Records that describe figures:
++++++++

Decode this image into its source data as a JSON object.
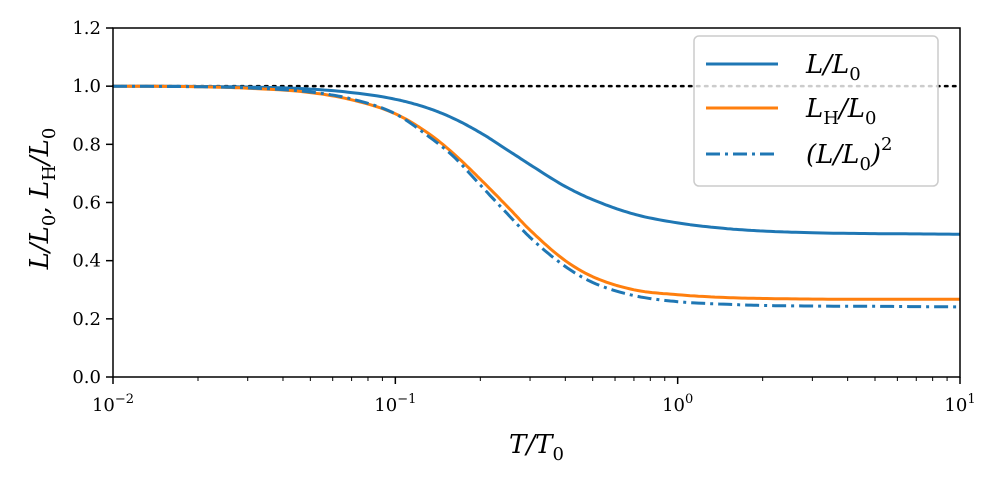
{
  "chart_data": {
    "type": "line",
    "x_scale": "log",
    "xlim": [
      0.01,
      10
    ],
    "ylim": [
      0.0,
      1.2
    ],
    "xlabel": {
      "base": "T/T",
      "sub": "0"
    },
    "ylabel": {
      "p1": "L/L",
      "s1": "0",
      "p2": ", L",
      "s2": "H",
      "p3": "/L",
      "s3": "0"
    },
    "x_ticks": [
      {
        "base": "10",
        "exp": "−2"
      },
      {
        "base": "10",
        "exp": "−1"
      },
      {
        "base": "10",
        "exp": "0"
      },
      {
        "base": "10",
        "exp": "1"
      }
    ],
    "y_ticks": [
      "0.0",
      "0.2",
      "0.4",
      "0.6",
      "0.8",
      "1.0",
      "1.2"
    ],
    "y_tick_values": [
      0.0,
      0.2,
      0.4,
      0.6,
      0.8,
      1.0,
      1.2
    ],
    "reference_line": {
      "y": 1.0,
      "style": "dotted",
      "color": "#000000"
    },
    "x": [
      0.01,
      0.02,
      0.03,
      0.05,
      0.07,
      0.1,
      0.13,
      0.16,
      0.2,
      0.25,
      0.3,
      0.4,
      0.5,
      0.7,
      1.0,
      1.5,
      2.0,
      3.0,
      5.0,
      7.0,
      10.0
    ],
    "series": [
      {
        "name": "L/L0",
        "color": "#1f77b4",
        "style": "solid",
        "values": [
          1.0,
          0.999,
          0.997,
          0.99,
          0.978,
          0.955,
          0.925,
          0.89,
          0.84,
          0.78,
          0.73,
          0.655,
          0.61,
          0.56,
          0.53,
          0.51,
          0.502,
          0.496,
          0.493,
          0.492,
          0.491
        ]
      },
      {
        "name": "LH/L0",
        "color": "#ff7f0e",
        "style": "solid",
        "values": [
          1.0,
          0.998,
          0.993,
          0.978,
          0.953,
          0.905,
          0.84,
          0.77,
          0.68,
          0.585,
          0.505,
          0.4,
          0.345,
          0.3,
          0.283,
          0.273,
          0.27,
          0.268,
          0.267,
          0.267,
          0.267
        ]
      },
      {
        "name": "(L/L0)^2",
        "color": "#1f77b4",
        "style": "dashdot",
        "values": [
          1.0,
          0.998,
          0.994,
          0.98,
          0.956,
          0.905,
          0.83,
          0.76,
          0.66,
          0.56,
          0.48,
          0.38,
          0.325,
          0.28,
          0.259,
          0.25,
          0.246,
          0.244,
          0.243,
          0.242,
          0.241
        ]
      }
    ],
    "legend": {
      "placement": "top-right",
      "entries": [
        {
          "label_main": "L/L",
          "label_sub": "0",
          "label_sup": ""
        },
        {
          "label_main": "L",
          "label_sub": "H",
          "label_mid": "/L",
          "label_sub2": "0"
        },
        {
          "label_main": "(L/L",
          "label_sub": "0",
          "label_close": ")",
          "label_sup": "2"
        }
      ]
    }
  }
}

++++++++

Output the data above without changes, apart from leaving out the pictures.

Decode this image into its source data as a JSON object.
{
  "chart_data": {
    "type": "line",
    "x_scale": "log",
    "xlim": [
      0.01,
      10
    ],
    "ylim": [
      0.0,
      1.2
    ],
    "xlabel": {
      "base": "T/T",
      "sub": "0"
    },
    "ylabel": {
      "p1": "L/L",
      "s1": "0",
      "p2": ", L",
      "s2": "H",
      "p3": "/L",
      "s3": "0"
    },
    "x_ticks": [
      {
        "base": "10",
        "exp": "−2"
      },
      {
        "base": "10",
        "exp": "−1"
      },
      {
        "base": "10",
        "exp": "0"
      },
      {
        "base": "10",
        "exp": "1"
      }
    ],
    "y_ticks": [
      "0.0",
      "0.2",
      "0.4",
      "0.6",
      "0.8",
      "1.0",
      "1.2"
    ],
    "y_tick_values": [
      0.0,
      0.2,
      0.4,
      0.6,
      0.8,
      1.0,
      1.2
    ],
    "reference_line": {
      "y": 1.0,
      "style": "dotted",
      "color": "#000000"
    },
    "x": [
      0.01,
      0.02,
      0.03,
      0.05,
      0.07,
      0.1,
      0.13,
      0.16,
      0.2,
      0.25,
      0.3,
      0.4,
      0.5,
      0.7,
      1.0,
      1.5,
      2.0,
      3.0,
      5.0,
      7.0,
      10.0
    ],
    "series": [
      {
        "name": "L/L0",
        "color": "#1f77b4",
        "style": "solid",
        "values": [
          1.0,
          0.999,
          0.997,
          0.99,
          0.978,
          0.955,
          0.925,
          0.89,
          0.84,
          0.78,
          0.73,
          0.655,
          0.61,
          0.56,
          0.53,
          0.51,
          0.502,
          0.496,
          0.493,
          0.492,
          0.491
        ]
      },
      {
        "name": "LH/L0",
        "color": "#ff7f0e",
        "style": "solid",
        "values": [
          1.0,
          0.998,
          0.993,
          0.978,
          0.953,
          0.905,
          0.84,
          0.77,
          0.68,
          0.585,
          0.505,
          0.4,
          0.345,
          0.3,
          0.283,
          0.273,
          0.27,
          0.268,
          0.267,
          0.267,
          0.267
        ]
      },
      {
        "name": "(L/L0)^2",
        "color": "#1f77b4",
        "style": "dashdot",
        "values": [
          1.0,
          0.998,
          0.994,
          0.98,
          0.956,
          0.905,
          0.83,
          0.76,
          0.66,
          0.56,
          0.48,
          0.38,
          0.325,
          0.28,
          0.259,
          0.25,
          0.246,
          0.244,
          0.243,
          0.242,
          0.241
        ]
      }
    ],
    "legend": {
      "placement": "top-right",
      "entries": [
        {
          "label_main": "L/L",
          "label_sub": "0",
          "label_sup": ""
        },
        {
          "label_main": "L",
          "label_sub": "H",
          "label_mid": "/L",
          "label_sub2": "0"
        },
        {
          "label_main": "(L/L",
          "label_sub": "0",
          "label_close": ")",
          "label_sup": "2"
        }
      ]
    }
  }
}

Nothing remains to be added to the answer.